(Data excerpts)
=====

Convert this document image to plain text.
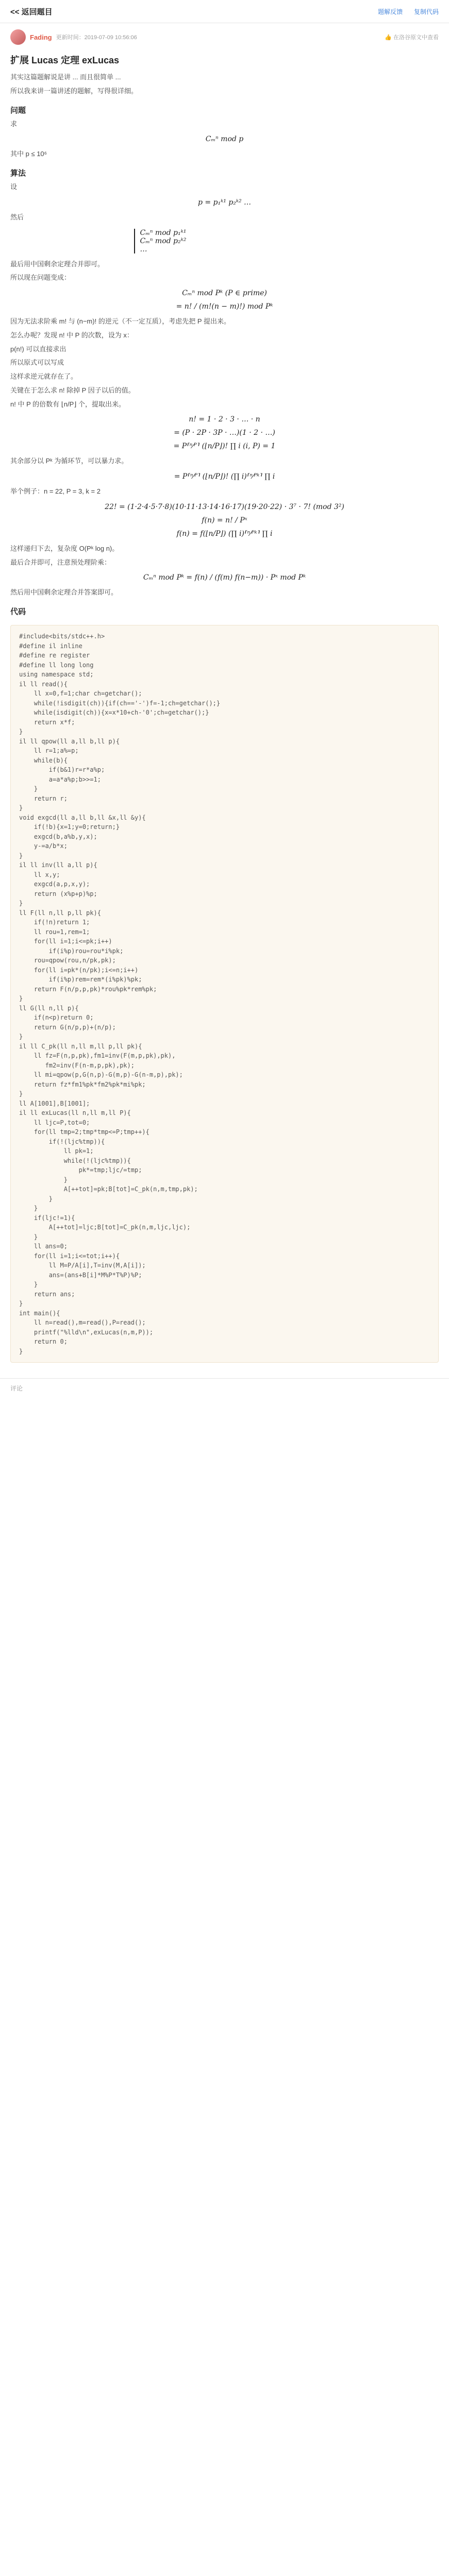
<< 返回题目	题解反馈 复制代码
Fading 更新时间：2019-07-09 10:56:06	👍 在洛谷原文中查看
扩展 Lucas 定理 exLucas
其实这篇题解说是讲 ... 而且很简单 ...
所以我来讲一篇讲述的题解，写得很详细。
问题
求
Cₘⁿ mod p
其中 p ≤ 10⁶
算法
设
p = p₁ᵏ¹ p₂ᵏ² …
然后
Cₘⁿ mod p₁ᵏ¹
Cₘⁿ mod p₂ᵏ²
…
最后用中国剩余定理合并即可。
所以现在问题变成：
Cₘⁿ mod Pᵏ (P ∈ prime)
= n! / (m!(n − m)!) mod Pᵏ
因为无法求阶乘 m! 与 (n−m)! 的逆元（不一定互质），考虑先把 P 提出来。
怎么办呢？发现 n! 中 P 的次数，设为 x：
p(n!) 可以直接求出
所以原式可以写成
这样求逆元就存在了。
关键在于怎么求 n! 除掉 P 因子以后的值。
n! 中 P 的倍数有 ⌊n/P⌋ 个，提取出来。
n! = 1 · 2 · 3 · … · n
= (P · 2P · 3P · …)(1 · 2 · …)
= P⸢ⁿ⁄ᴾ⸣ (⌊n/P⌋)! ∏ i (i, P) = 1
其余部分以 Pᵏ 为循环节，可以暴力求。
= P⸢ⁿ⁄ᴾ⸣ (⌊n/P⌋)! (∏ i)⸢ⁿ⁄ᴾᵏ⸣ ∏ i
举个例子：n = 22, P = 3, k = 2
22! = (1·2·4·5·7·8)(10·11·13·14·16·17)(19·20·22) · 3⁷ · 7! (mod 3²)
f(n) = n! / Pˣ
f(n) = f(⌊n/P⌋) (∏ i)⸢ⁿ⁄ᴾᵏ⸣ ∏ i
这样递归下去，复杂度 O(Pᵏ log n)。
最后合并即可，注意预处理阶乘：
Cₘⁿ mod Pᵏ = f(n) / (f(m) f(n−m)) · Pˣ mod Pᵏ
然后用中国剩余定理合并答案即可。
代码
#include<bits/stdc++.h>
#define il inline
#define re register
#define ll long long
using namespace std;
il ll read(){
ll x=0,f=1;char ch=getchar();
while(!isdigit(ch)){if(ch=='-')f=-1;ch=getchar();}
while(isdigit(ch)){x=x*10+ch-'0';ch=getchar();}
return x*f;
}
il ll qpow(ll a,ll b,ll p){
ll r=1;a%=p;
while(b){
if(b&1)r=r*a%p;
a=a*a%p;b>>=1;
}
return r;
}
void exgcd(ll a,ll b,ll &x,ll &y){
if(!b){x=1;y=0;return;}
exgcd(b,a%b,y,x);
y-=a/b*x;
}
il ll inv(ll a,ll p){
ll x,y;
exgcd(a,p,x,y);
return (x%p+p)%p;
}
ll F(ll n,ll p,ll pk){
if(!n)return 1;
ll rou=1,rem=1;
for(ll i=1;i<=pk;i++)
if(i%p)rou=rou*i%pk;
rou=qpow(rou,n/pk,pk);
for(ll i=pk*(n/pk);i<=n;i++)
if(i%p)rem=rem*(i%pk)%pk;
return F(n/p,p,pk)*rou%pk*rem%pk;
}
ll G(ll n,ll p){
if(n<p)return 0;
return G(n/p,p)+(n/p);
}
il ll C_pk(ll n,ll m,ll p,ll pk){
ll fz=F(n,p,pk),fm1=inv(F(m,p,pk),pk),
fm2=inv(F(n-m,p,pk),pk);
ll mi=qpow(p,G(n,p)-G(m,p)-G(n-m,p),pk);
return fz*fm1%pk*fm2%pk*mi%pk;
}
ll A[1001],B[1001];
il ll exLucas(ll n,ll m,ll P){
ll ljc=P,tot=0;
for(ll tmp=2;tmp*tmp<=P;tmp++){
if(!(ljc%tmp)){
ll pk=1;
while(!(ljc%tmp)){
pk*=tmp;ljc/=tmp;
}
A[++tot]=pk;B[tot]=C_pk(n,m,tmp,pk);
}
}
if(ljc!=1){
A[++tot]=ljc;B[tot]=C_pk(n,m,ljc,ljc);
}
ll ans=0;
for(ll i=1;i<=tot;i++){
ll M=P/A[i],T=inv(M,A[i]);
ans=(ans+B[i]*M%P*T%P)%P;
}
return ans;
}
int main(){
ll n=read(),m=read(),P=read();
printf("%lld\n",exLucas(n,m,P));
return 0;
}
评论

=====

● What you need to do
Make an exact reproduction of the listing above, without any pictures.

● Correct output
Convert this document image to plain text.
<< 返回题目	题解反馈 复制代码
Fading 更新时间：2019-07-09 10:56:06	👍 在洛谷原文中查看
扩展 Lucas 定理 exLucas
其实这篇题解说是讲 ... 而且很简单 ...
所以我来讲一篇讲述的题解，写得很详细。
问题
求
Cₘⁿ mod p
其中 p ≤ 10⁶
算法
设
p = p₁ᵏ¹ p₂ᵏ² …
然后
Cₘⁿ mod p₁ᵏ¹
Cₘⁿ mod p₂ᵏ²
…
最后用中国剩余定理合并即可。
所以现在问题变成：
Cₘⁿ mod Pᵏ (P ∈ prime)
= n! / (m!(n − m)!) mod Pᵏ
因为无法求阶乘 m! 与 (n−m)! 的逆元（不一定互质），考虑先把 P 提出来。
怎么办呢？发现 n! 中 P 的次数，设为 x：
p(n!) 可以直接求出
所以原式可以写成
这样求逆元就存在了。
关键在于怎么求 n! 除掉 P 因子以后的值。
n! 中 P 的倍数有 ⌊n/P⌋ 个，提取出来。
n! = 1 · 2 · 3 · … · n
= (P · 2P · 3P · …)(1 · 2 · …)
= P⸢ⁿ⁄ᴾ⸣ (⌊n/P⌋)! ∏ i (i, P) = 1
其余部分以 Pᵏ 为循环节，可以暴力求。
= P⸢ⁿ⁄ᴾ⸣ (⌊n/P⌋)! (∏ i)⸢ⁿ⁄ᴾᵏ⸣ ∏ i
举个例子：n = 22, P = 3, k = 2
22! = (1·2·4·5·7·8)(10·11·13·14·16·17)(19·20·22) · 3⁷ · 7! (mod 3²)
f(n) = n! / Pˣ
f(n) = f(⌊n/P⌋) (∏ i)⸢ⁿ⁄ᴾᵏ⸣ ∏ i
这样递归下去，复杂度 O(Pᵏ log n)。
最后合并即可，注意预处理阶乘：
Cₘⁿ mod Pᵏ = f(n) / (f(m) f(n−m)) · Pˣ mod Pᵏ
然后用中国剩余定理合并答案即可。
代码
#include<bits/stdc++.h>
#define il inline
#define re register
#define ll long long
using namespace std;
il ll read(){
ll x=0,f=1;char ch=getchar();
while(!isdigit(ch)){if(ch=='-')f=-1;ch=getchar();}
while(isdigit(ch)){x=x*10+ch-'0';ch=getchar();}
return x*f;
}
il ll qpow(ll a,ll b,ll p){
ll r=1;a%=p;
while(b){
if(b&1)r=r*a%p;
a=a*a%p;b>>=1;
}
return r;
}
void exgcd(ll a,ll b,ll &x,ll &y){
if(!b){x=1;y=0;return;}
exgcd(b,a%b,y,x);
y-=a/b*x;
}
il ll inv(ll a,ll p){
ll x,y;
exgcd(a,p,x,y);
return (x%p+p)%p;
}
ll F(ll n,ll p,ll pk){
if(!n)return 1;
ll rou=1,rem=1;
for(ll i=1;i<=pk;i++)
if(i%p)rou=rou*i%pk;
rou=qpow(rou,n/pk,pk);
for(ll i=pk*(n/pk);i<=n;i++)
if(i%p)rem=rem*(i%pk)%pk;
return F(n/p,p,pk)*rou%pk*rem%pk;
}
ll G(ll n,ll p){
if(n<p)return 0;
return G(n/p,p)+(n/p);
}
il ll C_pk(ll n,ll m,ll p,ll pk){
ll fz=F(n,p,pk),fm1=inv(F(m,p,pk),pk),
fm2=inv(F(n-m,p,pk),pk);
ll mi=qpow(p,G(n,p)-G(m,p)-G(n-m,p),pk);
return fz*fm1%pk*fm2%pk*mi%pk;
}
ll A[1001],B[1001];
il ll exLucas(ll n,ll m,ll P){
ll ljc=P,tot=0;
for(ll tmp=2;tmp*tmp<=P;tmp++){
if(!(ljc%tmp)){
ll pk=1;
while(!(ljc%tmp)){
pk*=tmp;ljc/=tmp;
}
A[++tot]=pk;B[tot]=C_pk(n,m,tmp,pk);
}
}
if(ljc!=1){
A[++tot]=ljc;B[tot]=C_pk(n,m,ljc,ljc);
}
ll ans=0;
for(ll i=1;i<=tot;i++){
ll M=P/A[i],T=inv(M,A[i]);
ans=(ans+B[i]*M%P*T%P)%P;
}
return ans;
}
int main(){
ll n=read(),m=read(),P=read();
printf("%lld\n",exLucas(n,m,P));
return 0;
}
评论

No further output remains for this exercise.